• PROMPT:
Rewrite the records below, changing "program-subitem" to "program-sub-item" and keeping everything else the same.

>> begin EXERCISE MATERIALS

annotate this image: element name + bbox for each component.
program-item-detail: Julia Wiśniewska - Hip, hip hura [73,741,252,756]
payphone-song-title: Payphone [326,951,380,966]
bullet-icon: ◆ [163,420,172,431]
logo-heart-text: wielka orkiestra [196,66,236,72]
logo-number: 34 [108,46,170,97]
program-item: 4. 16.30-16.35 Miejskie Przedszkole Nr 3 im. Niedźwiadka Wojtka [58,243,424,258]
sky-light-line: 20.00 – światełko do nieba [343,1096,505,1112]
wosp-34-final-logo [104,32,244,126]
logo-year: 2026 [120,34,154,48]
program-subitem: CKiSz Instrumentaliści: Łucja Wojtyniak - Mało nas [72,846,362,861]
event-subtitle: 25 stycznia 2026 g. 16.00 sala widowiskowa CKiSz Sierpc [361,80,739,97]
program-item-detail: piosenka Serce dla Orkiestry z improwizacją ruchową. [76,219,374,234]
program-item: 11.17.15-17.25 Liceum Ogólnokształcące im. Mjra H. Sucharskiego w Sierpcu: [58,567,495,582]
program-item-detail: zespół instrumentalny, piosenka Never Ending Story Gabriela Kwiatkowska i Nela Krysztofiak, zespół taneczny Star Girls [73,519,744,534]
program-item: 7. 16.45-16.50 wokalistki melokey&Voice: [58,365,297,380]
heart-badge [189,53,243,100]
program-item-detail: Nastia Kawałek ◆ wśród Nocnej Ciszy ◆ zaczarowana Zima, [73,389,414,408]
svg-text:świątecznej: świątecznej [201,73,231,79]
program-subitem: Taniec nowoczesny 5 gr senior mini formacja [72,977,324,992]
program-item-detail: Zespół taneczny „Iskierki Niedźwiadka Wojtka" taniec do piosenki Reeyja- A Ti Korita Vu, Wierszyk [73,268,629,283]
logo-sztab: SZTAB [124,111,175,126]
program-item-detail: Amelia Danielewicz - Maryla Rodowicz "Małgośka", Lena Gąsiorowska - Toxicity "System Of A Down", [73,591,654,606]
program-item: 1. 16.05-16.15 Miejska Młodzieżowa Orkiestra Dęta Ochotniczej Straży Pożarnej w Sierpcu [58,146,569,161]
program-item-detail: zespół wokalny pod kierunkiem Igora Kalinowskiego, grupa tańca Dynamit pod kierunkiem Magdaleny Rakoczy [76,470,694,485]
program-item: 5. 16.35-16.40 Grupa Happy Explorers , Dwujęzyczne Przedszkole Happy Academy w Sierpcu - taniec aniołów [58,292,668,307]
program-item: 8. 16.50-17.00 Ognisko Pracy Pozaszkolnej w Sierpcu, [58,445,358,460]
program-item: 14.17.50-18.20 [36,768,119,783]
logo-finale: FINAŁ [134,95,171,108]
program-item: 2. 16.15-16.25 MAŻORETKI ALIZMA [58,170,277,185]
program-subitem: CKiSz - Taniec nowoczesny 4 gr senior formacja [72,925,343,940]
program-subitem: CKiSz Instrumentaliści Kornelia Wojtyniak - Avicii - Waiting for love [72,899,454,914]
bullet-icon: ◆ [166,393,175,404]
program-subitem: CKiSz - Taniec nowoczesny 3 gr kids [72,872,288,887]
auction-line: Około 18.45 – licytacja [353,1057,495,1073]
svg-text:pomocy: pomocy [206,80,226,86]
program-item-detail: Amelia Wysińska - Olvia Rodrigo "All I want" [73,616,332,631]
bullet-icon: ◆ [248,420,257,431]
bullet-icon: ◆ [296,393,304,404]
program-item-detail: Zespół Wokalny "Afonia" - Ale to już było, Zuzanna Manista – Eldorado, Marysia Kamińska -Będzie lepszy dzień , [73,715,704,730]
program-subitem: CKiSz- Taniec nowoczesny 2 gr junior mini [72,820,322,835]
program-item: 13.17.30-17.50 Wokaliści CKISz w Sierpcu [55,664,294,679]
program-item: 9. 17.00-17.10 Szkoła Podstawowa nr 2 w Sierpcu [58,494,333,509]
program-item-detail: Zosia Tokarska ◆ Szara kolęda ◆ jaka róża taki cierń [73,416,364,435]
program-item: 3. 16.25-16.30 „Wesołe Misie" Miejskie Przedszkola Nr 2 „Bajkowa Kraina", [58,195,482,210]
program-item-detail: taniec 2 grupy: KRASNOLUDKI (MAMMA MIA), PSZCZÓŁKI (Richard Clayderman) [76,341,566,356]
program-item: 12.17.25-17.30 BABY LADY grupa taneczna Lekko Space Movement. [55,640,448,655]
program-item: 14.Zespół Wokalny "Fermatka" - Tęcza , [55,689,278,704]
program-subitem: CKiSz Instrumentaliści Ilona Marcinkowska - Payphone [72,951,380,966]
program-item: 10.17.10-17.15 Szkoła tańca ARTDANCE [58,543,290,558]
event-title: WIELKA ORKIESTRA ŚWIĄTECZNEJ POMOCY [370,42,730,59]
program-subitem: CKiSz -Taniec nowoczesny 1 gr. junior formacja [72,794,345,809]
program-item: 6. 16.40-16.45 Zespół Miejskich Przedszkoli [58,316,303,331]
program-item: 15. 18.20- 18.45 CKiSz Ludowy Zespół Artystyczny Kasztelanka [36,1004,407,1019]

>> end EXERCISE MATERIALS

• COMPLETE OUTPUT:
annotate this image: element name + bbox for each component.
program-item-detail: Julia Wiśniewska - Hip, hip hura [73,741,252,756]
payphone-song-title: Payphone [326,951,380,966]
bullet-icon: ◆ [163,420,172,431]
logo-heart-text: wielka orkiestra [196,66,236,72]
logo-number: 34 [108,46,170,97]
program-item: 4. 16.30-16.35 Miejskie Przedszkole Nr 3 im. Niedźwiadka Wojtka [58,243,424,258]
sky-light-line: 20.00 – światełko do nieba [343,1096,505,1112]
wosp-34-final-logo [104,32,244,126]
logo-year: 2026 [120,34,154,48]
program-sub-item: CKiSz Instrumentaliści: Łucja Wojtyniak - Mało nas [72,846,362,861]
event-subtitle: 25 stycznia 2026 g. 16.00 sala widowiskowa CKiSz Sierpc [361,80,739,97]
program-item-detail: piosenka Serce dla Orkiestry z improwizacją ruchową. [76,219,374,234]
program-item: 11.17.15-17.25 Liceum Ogólnokształcące im. Mjra H. Sucharskiego w Sierpcu: [58,567,495,582]
program-item-detail: zespół instrumentalny, piosenka Never Ending Story Gabriela Kwiatkowska i Nela Krysztofiak, zespół taneczny Star Girls [73,519,744,534]
program-item: 7. 16.45-16.50 wokalistki melokey&Voice: [58,365,297,380]
heart-badge [189,53,243,100]
program-item-detail: Nastia Kawałek ◆ wśród Nocnej Ciszy ◆ zaczarowana Zima, [73,389,414,408]
svg-text:świątecznej: świątecznej [201,73,231,79]
program-sub-item: Taniec nowoczesny 5 gr senior mini formacja [72,977,324,992]
program-item-detail: Zespół taneczny „Iskierki Niedźwiadka Wojtka" taniec do piosenki Reeyja- A Ti Korita Vu, Wierszyk [73,268,629,283]
logo-sztab: SZTAB [124,111,175,126]
program-item-detail: Amelia Danielewicz - Maryla Rodowicz "Małgośka", Lena Gąsiorowska - Toxicity "System Of A Down", [73,591,654,606]
program-item: 1. 16.05-16.15 Miejska Młodzieżowa Orkiestra Dęta Ochotniczej Straży Pożarnej w Sierpcu [58,146,569,161]
program-item-detail: zespół wokalny pod kierunkiem Igora Kalinowskiego, grupa tańca Dynamit pod kierunkiem Magdaleny Rakoczy [76,470,694,485]
program-item: 5. 16.35-16.40 Grupa Happy Explorers , Dwujęzyczne Przedszkole Happy Academy w Sierpcu - taniec aniołów [58,292,668,307]
program-item: 8. 16.50-17.00 Ognisko Pracy Pozaszkolnej w Sierpcu, [58,445,358,460]
program-item: 14.17.50-18.20 [36,768,119,783]
logo-finale: FINAŁ [134,95,171,108]
program-item: 2. 16.15-16.25 MAŻORETKI ALIZMA [58,170,277,185]
program-sub-item: CKiSz - Taniec nowoczesny 4 gr senior formacja [72,925,343,940]
program-sub-item: CKiSz Instrumentaliści Kornelia Wojtyniak - Avicii - Waiting for love [72,899,454,914]
bullet-icon: ◆ [166,393,175,404]
program-sub-item: CKiSz - Taniec nowoczesny 3 gr kids [72,872,288,887]
auction-line: Około 18.45 – licytacja [353,1057,495,1073]
svg-text:pomocy: pomocy [206,80,226,86]
program-item-detail: Amelia Wysińska - Olvia Rodrigo "All I want" [73,616,332,631]
bullet-icon: ◆ [248,420,257,431]
bullet-icon: ◆ [296,393,304,404]
program-item-detail: Zespół Wokalny "Afonia" - Ale to już było, Zuzanna Manista – Eldorado, Marysia Kamińska -Będzie lepszy dzień , [73,715,704,730]
program-sub-item: CKiSz- Taniec nowoczesny 2 gr junior mini [72,820,322,835]
program-item: 13.17.30-17.50 Wokaliści CKISz w Sierpcu [55,664,294,679]
program-item: 9. 17.00-17.10 Szkoła Podstawowa nr 2 w Sierpcu [58,494,333,509]
program-item-detail: Zosia Tokarska ◆ Szara kolęda ◆ jaka róża taki cierń [73,416,364,435]
program-item: 3. 16.25-16.30 „Wesołe Misie" Miejskie Przedszkola Nr 2 „Bajkowa Kraina", [58,195,482,210]
program-item-detail: taniec 2 grupy: KRASNOLUDKI (MAMMA MIA), PSZCZÓŁKI (Richard Clayderman) [76,341,566,356]
program-item: 12.17.25-17.30 BABY LADY grupa taneczna Lekko Space Movement. [55,640,448,655]
program-item: 14.Zespół Wokalny "Fermatka" - Tęcza , [55,689,278,704]
program-sub-item: CKiSz Instrumentaliści Ilona Marcinkowska - Payphone [72,951,380,966]
program-item: 10.17.10-17.15 Szkoła tańca ARTDANCE [58,543,290,558]
event-title: WIELKA ORKIESTRA ŚWIĄTECZNEJ POMOCY [370,42,730,59]
program-sub-item: CKiSz -Taniec nowoczesny 1 gr. junior formacja [72,794,345,809]
program-item: 6. 16.40-16.45 Zespół Miejskich Przedszkoli [58,316,303,331]
program-item: 15. 18.20- 18.45 CKiSz Ludowy Zespół Artystyczny Kasztelanka [36,1004,407,1019]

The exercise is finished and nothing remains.